Task: Take every line from the listing below that includes "text" and copy it.

Records for the exercise:
--- --- ---

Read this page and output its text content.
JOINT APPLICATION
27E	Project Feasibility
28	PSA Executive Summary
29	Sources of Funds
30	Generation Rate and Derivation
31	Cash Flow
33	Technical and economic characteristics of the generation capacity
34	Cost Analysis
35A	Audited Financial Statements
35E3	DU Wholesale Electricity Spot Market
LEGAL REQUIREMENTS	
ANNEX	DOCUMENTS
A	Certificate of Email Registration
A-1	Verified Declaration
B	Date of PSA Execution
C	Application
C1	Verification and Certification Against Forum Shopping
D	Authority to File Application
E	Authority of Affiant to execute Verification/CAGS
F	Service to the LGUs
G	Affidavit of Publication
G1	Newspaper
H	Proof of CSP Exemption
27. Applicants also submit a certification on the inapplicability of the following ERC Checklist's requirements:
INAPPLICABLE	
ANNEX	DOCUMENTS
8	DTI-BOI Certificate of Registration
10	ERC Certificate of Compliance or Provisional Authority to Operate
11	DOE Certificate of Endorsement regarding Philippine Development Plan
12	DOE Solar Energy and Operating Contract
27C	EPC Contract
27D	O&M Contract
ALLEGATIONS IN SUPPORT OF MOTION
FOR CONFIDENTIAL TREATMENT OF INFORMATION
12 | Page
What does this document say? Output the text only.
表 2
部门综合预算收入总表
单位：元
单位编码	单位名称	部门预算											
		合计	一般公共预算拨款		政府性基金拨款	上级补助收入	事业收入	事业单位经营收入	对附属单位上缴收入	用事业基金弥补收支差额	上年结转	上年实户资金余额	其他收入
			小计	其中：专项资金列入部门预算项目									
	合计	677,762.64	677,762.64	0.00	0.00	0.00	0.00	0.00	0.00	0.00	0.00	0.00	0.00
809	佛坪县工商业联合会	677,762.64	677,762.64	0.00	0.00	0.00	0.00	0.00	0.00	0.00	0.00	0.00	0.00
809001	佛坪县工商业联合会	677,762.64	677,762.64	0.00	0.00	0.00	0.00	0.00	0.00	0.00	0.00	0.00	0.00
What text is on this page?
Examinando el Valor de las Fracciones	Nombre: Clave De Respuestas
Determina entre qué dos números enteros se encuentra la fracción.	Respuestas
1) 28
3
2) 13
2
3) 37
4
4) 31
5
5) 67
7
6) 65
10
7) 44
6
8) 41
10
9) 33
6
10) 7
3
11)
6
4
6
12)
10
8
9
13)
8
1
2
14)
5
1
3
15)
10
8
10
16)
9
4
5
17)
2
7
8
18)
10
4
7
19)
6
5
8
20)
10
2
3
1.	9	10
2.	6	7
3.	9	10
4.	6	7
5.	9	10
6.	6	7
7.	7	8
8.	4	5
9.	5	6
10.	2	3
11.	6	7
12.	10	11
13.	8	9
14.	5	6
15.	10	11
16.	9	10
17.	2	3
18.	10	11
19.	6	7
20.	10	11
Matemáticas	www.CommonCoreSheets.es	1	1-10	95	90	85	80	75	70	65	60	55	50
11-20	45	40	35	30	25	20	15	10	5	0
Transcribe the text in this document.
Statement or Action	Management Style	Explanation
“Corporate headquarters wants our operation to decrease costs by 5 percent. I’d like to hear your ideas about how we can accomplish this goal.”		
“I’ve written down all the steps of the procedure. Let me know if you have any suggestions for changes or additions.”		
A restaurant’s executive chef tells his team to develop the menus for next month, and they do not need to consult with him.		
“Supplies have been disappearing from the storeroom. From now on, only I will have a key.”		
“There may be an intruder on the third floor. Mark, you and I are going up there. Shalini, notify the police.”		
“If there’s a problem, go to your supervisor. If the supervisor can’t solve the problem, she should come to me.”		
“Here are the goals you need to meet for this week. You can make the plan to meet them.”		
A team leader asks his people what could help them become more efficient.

--- --- ---

In response:
Read this page and output its text content.
What does this document say? Output the text only.
What text is on this page?
Transcribe the text in this document.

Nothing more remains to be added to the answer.